━━ Excerpted data

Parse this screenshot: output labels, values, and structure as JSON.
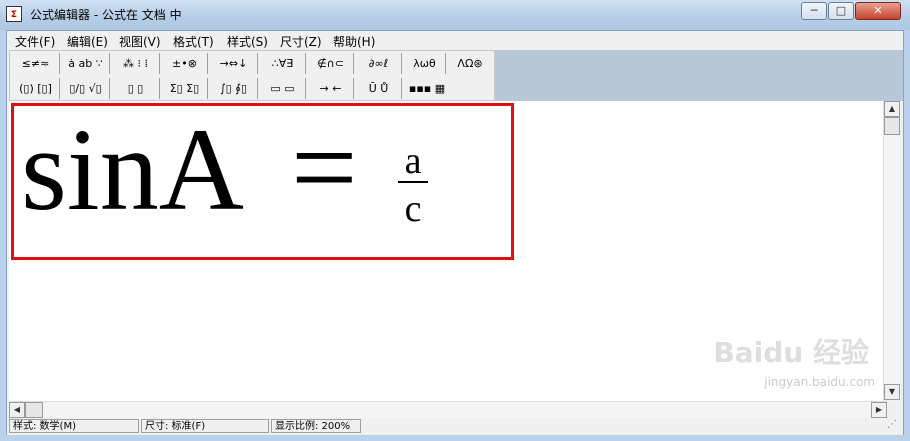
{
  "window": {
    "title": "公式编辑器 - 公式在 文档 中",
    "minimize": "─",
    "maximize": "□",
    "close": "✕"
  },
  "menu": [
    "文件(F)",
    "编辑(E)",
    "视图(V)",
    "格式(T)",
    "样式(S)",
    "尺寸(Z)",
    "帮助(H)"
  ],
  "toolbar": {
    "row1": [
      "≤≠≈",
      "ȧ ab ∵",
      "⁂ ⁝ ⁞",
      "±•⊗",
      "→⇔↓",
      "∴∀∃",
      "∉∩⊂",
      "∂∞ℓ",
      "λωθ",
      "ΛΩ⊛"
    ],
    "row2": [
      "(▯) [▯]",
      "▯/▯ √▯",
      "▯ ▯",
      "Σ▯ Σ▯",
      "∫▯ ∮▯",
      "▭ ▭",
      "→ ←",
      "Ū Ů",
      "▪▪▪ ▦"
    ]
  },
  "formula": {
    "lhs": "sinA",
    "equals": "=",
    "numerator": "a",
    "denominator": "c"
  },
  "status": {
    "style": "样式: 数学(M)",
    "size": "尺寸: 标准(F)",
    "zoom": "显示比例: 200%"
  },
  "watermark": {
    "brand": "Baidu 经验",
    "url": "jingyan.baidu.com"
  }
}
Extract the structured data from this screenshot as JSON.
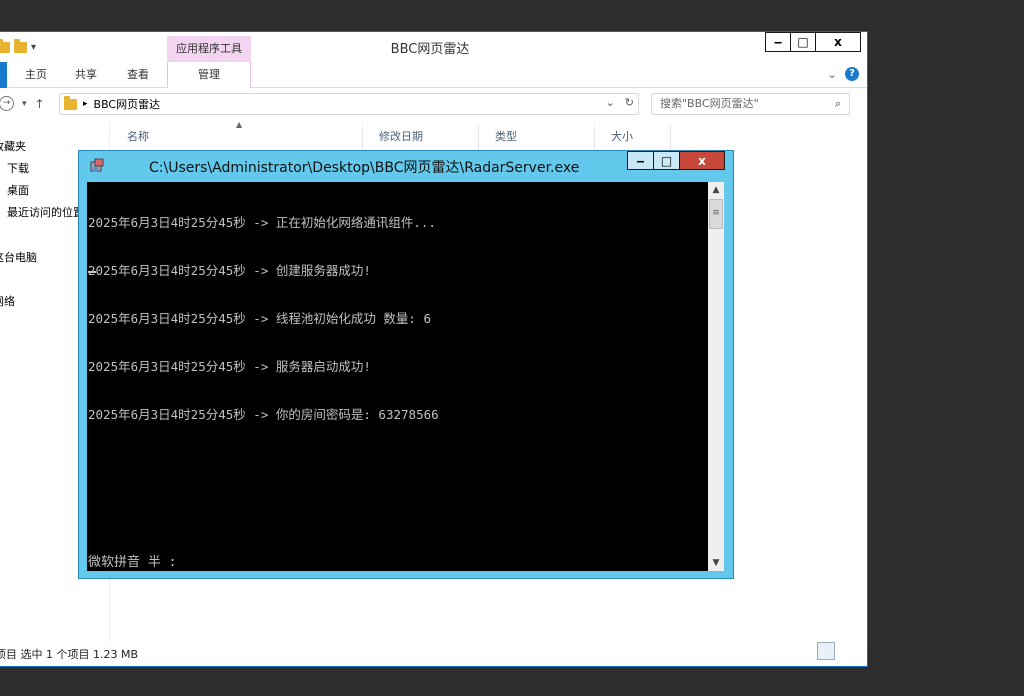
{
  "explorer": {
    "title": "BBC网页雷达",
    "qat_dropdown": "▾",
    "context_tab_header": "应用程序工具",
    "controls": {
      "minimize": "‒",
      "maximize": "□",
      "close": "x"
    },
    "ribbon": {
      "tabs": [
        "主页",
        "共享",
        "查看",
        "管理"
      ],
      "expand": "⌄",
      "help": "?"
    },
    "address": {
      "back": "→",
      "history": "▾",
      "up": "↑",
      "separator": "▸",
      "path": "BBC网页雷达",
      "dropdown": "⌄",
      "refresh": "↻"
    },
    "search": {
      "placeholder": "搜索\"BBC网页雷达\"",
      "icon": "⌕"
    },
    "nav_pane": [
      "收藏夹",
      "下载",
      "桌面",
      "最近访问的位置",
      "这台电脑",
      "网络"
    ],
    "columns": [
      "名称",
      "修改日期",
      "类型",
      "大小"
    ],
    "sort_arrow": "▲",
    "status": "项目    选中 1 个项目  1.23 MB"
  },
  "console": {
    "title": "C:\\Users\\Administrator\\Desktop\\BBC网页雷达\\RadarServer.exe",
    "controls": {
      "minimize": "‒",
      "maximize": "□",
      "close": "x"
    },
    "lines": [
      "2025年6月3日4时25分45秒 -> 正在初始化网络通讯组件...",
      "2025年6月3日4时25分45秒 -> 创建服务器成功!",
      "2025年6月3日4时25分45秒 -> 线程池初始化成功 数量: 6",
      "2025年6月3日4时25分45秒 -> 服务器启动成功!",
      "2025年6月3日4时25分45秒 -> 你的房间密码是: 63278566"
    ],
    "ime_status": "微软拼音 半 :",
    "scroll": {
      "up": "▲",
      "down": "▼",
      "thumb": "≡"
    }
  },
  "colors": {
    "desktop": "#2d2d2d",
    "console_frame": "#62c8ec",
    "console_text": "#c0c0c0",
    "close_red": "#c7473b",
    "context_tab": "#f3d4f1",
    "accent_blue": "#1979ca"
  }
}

━━━━

● **Direction**
Copy each line from the data above that includes "JSON".

● **Result**
Parse this screenshot: output labels, values, and structure as JSON.
Extract the structured data from this screenshot as JSON.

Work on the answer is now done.